Records from a collection:
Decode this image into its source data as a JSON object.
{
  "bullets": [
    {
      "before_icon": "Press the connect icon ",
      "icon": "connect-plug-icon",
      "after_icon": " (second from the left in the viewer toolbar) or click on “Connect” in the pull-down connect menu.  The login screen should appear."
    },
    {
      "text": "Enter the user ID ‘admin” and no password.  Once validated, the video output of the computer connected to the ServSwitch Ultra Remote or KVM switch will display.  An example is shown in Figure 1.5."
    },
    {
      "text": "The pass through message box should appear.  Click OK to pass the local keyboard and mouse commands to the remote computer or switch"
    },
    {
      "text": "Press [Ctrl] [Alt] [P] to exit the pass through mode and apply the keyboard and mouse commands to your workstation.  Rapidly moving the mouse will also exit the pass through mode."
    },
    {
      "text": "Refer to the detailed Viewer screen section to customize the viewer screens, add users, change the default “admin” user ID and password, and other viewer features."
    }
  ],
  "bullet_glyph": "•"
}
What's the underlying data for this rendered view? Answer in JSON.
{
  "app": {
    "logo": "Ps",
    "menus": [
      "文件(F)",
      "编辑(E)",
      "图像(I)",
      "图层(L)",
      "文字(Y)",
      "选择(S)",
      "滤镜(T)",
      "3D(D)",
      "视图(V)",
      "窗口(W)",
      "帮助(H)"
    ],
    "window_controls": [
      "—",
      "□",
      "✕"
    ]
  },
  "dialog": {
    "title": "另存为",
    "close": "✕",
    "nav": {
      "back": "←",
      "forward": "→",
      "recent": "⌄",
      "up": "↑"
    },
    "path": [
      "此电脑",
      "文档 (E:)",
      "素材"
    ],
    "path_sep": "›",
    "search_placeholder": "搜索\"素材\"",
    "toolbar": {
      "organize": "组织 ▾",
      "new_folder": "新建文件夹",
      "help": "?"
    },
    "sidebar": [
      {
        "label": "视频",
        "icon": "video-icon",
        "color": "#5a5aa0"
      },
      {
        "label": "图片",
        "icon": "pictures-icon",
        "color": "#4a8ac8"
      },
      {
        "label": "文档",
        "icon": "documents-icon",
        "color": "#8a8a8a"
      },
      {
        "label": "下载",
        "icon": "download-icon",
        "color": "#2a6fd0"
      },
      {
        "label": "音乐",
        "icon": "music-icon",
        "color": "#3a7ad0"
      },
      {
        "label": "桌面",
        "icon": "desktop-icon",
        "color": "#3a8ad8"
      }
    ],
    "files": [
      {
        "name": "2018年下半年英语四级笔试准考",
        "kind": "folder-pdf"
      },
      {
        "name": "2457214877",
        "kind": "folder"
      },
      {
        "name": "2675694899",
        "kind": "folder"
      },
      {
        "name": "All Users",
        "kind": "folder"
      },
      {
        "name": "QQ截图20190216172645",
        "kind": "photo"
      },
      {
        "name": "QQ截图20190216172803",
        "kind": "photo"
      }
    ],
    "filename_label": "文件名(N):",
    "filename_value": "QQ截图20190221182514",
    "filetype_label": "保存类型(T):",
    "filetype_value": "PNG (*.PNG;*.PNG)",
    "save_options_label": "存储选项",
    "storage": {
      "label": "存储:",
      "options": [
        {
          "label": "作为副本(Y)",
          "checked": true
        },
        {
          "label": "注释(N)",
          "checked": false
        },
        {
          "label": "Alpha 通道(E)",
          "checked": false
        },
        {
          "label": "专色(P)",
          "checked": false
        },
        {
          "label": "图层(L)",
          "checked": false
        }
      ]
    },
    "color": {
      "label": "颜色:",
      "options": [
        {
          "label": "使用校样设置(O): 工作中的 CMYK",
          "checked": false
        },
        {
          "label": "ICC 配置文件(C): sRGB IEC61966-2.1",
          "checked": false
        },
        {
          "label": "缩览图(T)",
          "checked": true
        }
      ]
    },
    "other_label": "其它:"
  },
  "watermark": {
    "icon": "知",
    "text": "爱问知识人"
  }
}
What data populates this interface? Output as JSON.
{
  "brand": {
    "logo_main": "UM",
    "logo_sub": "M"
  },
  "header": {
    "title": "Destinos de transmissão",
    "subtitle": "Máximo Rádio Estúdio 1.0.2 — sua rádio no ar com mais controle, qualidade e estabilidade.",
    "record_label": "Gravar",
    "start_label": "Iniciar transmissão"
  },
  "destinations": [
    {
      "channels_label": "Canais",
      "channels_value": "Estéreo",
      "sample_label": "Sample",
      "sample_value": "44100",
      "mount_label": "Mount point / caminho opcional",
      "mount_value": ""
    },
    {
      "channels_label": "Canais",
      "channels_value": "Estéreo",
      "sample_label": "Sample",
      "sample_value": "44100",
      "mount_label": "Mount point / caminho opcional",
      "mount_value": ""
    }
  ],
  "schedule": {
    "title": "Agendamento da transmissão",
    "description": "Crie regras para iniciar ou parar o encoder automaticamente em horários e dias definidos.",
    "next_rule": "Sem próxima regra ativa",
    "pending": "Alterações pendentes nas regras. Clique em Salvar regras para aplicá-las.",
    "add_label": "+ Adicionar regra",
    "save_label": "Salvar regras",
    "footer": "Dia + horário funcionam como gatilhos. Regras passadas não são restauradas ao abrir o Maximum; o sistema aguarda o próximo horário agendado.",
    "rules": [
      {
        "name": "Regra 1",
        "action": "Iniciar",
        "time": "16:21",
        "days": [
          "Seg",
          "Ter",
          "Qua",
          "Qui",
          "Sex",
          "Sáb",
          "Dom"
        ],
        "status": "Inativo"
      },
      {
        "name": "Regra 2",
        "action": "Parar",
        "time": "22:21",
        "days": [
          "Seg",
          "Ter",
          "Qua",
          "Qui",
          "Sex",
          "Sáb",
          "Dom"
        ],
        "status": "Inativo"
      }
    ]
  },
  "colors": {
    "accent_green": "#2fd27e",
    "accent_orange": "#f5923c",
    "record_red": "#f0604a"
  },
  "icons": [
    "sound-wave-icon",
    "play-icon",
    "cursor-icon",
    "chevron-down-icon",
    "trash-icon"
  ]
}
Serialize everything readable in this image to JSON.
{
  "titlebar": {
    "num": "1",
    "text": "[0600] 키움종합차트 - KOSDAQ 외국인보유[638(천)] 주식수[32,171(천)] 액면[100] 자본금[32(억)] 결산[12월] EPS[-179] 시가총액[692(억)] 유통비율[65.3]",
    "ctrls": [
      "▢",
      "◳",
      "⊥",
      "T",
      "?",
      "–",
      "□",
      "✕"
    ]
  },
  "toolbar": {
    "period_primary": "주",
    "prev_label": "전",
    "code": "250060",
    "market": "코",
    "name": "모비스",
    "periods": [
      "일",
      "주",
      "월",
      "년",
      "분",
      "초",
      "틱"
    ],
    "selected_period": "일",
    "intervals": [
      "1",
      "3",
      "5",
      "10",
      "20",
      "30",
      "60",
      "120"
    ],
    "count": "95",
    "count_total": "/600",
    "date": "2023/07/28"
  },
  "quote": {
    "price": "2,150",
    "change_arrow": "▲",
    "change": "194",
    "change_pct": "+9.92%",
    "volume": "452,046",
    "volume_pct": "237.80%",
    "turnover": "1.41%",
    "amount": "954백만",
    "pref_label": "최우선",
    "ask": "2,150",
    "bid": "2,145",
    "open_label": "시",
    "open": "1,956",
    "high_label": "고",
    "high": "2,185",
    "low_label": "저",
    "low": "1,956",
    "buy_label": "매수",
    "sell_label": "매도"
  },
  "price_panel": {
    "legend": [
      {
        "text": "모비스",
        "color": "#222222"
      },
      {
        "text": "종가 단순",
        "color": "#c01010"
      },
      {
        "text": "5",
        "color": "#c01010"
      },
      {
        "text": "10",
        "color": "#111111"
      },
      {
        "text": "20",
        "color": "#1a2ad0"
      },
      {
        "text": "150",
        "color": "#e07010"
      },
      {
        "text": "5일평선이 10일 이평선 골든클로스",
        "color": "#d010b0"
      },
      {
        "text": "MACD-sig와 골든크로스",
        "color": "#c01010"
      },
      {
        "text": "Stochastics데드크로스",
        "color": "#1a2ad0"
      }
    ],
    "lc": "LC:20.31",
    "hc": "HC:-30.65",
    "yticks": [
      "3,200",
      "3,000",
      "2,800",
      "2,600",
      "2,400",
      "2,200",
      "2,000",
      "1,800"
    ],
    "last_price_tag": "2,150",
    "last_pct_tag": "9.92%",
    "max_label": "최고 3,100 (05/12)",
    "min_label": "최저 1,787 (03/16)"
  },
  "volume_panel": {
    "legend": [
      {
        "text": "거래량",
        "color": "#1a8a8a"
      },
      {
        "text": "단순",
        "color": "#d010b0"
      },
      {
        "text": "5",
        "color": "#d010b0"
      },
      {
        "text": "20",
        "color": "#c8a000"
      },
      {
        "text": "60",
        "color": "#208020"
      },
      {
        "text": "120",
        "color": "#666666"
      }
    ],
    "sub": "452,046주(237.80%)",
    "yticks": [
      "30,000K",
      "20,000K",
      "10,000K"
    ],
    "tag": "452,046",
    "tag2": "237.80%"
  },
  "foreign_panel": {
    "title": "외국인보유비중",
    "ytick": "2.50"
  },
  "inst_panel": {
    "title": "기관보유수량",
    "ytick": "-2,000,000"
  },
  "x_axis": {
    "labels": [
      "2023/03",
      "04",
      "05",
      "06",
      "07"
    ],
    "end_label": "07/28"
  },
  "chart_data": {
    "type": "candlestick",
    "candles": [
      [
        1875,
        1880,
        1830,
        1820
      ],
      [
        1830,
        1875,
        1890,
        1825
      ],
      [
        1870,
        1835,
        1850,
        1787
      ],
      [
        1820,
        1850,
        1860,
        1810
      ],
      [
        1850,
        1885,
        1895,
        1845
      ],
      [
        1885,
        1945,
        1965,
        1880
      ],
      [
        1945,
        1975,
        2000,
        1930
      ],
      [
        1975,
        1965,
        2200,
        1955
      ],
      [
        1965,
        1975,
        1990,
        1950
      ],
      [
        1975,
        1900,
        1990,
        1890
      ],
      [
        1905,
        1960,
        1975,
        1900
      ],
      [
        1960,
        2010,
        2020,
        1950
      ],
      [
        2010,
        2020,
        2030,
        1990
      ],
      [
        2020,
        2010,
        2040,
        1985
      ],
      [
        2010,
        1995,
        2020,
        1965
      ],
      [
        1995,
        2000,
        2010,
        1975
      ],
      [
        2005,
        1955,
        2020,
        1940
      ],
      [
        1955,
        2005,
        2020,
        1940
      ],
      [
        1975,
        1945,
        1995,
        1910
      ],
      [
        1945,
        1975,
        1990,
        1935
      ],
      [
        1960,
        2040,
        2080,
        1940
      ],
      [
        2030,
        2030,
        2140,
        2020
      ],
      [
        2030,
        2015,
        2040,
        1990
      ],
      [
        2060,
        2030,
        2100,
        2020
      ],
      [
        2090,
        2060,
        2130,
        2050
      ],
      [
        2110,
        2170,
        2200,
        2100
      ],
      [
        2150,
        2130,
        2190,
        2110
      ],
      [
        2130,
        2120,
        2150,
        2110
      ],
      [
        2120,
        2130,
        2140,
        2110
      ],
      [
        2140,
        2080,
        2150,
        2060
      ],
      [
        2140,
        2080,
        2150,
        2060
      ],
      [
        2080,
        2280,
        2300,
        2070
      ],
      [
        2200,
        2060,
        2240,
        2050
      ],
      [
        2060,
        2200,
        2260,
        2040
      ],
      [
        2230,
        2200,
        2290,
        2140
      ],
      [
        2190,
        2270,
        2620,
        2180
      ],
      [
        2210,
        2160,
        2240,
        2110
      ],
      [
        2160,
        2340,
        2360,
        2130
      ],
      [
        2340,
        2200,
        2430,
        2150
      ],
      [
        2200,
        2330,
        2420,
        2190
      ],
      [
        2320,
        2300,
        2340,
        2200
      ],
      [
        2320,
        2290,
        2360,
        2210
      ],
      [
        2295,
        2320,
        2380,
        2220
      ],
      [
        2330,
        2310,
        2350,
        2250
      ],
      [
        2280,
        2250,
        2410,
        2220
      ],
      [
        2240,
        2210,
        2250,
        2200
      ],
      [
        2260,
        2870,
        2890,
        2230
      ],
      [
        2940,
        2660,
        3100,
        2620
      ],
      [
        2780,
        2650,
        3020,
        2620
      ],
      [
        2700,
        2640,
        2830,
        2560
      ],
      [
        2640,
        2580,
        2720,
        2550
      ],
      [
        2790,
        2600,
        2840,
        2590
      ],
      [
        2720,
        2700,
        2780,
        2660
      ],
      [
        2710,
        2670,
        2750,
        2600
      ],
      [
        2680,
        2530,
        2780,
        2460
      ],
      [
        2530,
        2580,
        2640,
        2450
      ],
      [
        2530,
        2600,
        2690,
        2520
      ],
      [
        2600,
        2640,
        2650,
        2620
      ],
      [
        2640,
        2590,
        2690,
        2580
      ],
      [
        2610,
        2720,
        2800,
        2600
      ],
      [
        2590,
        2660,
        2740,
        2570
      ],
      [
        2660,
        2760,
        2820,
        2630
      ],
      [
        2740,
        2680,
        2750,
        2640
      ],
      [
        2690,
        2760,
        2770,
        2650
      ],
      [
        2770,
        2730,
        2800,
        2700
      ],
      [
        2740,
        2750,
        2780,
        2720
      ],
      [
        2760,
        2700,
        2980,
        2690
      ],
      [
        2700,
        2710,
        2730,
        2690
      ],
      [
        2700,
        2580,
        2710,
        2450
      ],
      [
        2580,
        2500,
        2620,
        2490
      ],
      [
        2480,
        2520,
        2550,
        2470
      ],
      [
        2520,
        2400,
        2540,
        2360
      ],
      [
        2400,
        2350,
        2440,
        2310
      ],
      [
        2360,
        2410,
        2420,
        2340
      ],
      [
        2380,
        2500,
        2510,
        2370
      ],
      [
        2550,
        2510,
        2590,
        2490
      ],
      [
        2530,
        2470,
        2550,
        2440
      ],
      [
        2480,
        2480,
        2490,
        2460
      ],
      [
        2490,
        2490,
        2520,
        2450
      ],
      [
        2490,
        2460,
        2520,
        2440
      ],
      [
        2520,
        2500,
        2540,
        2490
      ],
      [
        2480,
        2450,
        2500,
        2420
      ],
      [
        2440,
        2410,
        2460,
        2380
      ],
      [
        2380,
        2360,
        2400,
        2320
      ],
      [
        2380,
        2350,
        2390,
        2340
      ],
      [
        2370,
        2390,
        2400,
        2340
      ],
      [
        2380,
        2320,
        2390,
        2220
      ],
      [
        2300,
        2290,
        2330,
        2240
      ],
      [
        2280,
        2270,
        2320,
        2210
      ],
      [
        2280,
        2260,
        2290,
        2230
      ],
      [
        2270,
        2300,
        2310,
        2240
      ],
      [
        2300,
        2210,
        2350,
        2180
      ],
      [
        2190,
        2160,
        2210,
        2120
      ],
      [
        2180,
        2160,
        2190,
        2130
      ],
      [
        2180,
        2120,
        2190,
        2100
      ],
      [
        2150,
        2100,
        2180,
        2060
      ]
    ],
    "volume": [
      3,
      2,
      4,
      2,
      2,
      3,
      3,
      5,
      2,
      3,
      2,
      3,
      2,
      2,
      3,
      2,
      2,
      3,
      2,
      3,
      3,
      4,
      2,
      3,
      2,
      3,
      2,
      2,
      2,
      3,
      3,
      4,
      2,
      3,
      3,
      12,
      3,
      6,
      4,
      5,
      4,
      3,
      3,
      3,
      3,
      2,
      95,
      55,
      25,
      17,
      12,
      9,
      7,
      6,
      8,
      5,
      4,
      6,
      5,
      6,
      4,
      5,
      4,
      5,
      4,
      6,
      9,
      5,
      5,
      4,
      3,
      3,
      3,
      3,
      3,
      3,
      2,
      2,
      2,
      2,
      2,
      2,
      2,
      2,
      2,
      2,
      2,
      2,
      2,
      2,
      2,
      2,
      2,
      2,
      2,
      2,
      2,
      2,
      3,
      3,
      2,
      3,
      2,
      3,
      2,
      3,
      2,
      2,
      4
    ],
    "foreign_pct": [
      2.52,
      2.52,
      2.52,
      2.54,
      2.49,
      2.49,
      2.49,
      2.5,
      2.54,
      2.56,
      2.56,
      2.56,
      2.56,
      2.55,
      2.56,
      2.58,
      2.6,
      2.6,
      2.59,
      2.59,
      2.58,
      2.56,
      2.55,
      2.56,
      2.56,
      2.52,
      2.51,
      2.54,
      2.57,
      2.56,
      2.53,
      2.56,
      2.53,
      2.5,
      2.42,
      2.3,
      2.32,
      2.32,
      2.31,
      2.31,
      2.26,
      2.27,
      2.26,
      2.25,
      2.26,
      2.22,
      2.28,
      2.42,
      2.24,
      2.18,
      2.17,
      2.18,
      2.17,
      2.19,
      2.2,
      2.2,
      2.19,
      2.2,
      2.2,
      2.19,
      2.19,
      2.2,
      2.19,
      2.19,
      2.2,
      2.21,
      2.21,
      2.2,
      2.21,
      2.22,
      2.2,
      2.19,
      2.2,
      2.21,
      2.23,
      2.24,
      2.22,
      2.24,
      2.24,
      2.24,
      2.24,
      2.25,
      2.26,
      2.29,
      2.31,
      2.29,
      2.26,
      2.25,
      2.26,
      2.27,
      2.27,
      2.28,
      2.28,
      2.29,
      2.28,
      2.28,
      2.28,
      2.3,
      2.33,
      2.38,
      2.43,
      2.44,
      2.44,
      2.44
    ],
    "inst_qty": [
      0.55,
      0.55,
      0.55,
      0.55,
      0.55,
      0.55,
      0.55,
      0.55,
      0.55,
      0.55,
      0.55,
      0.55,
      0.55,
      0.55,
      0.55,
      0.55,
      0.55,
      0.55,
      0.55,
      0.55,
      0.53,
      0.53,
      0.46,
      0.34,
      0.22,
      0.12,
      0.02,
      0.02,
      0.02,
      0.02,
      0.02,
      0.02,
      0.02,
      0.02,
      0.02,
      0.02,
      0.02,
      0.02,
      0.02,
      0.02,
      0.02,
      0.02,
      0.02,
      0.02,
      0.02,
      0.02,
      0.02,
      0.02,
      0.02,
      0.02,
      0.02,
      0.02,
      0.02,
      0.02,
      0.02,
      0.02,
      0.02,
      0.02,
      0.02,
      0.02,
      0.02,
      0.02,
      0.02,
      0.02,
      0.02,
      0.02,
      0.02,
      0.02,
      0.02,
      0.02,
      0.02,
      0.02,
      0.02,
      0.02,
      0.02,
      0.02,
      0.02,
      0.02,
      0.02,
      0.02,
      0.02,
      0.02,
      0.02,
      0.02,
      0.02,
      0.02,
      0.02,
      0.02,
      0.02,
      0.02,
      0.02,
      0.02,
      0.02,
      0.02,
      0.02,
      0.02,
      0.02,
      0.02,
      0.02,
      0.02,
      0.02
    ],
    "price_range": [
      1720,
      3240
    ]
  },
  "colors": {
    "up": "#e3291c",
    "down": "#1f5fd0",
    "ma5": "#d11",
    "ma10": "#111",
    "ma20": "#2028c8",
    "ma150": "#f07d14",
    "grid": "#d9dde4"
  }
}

◆ **What to do**
Count the lines of the data that contain the string "admin", and reply with that number alone.

◆ **Correct result**
2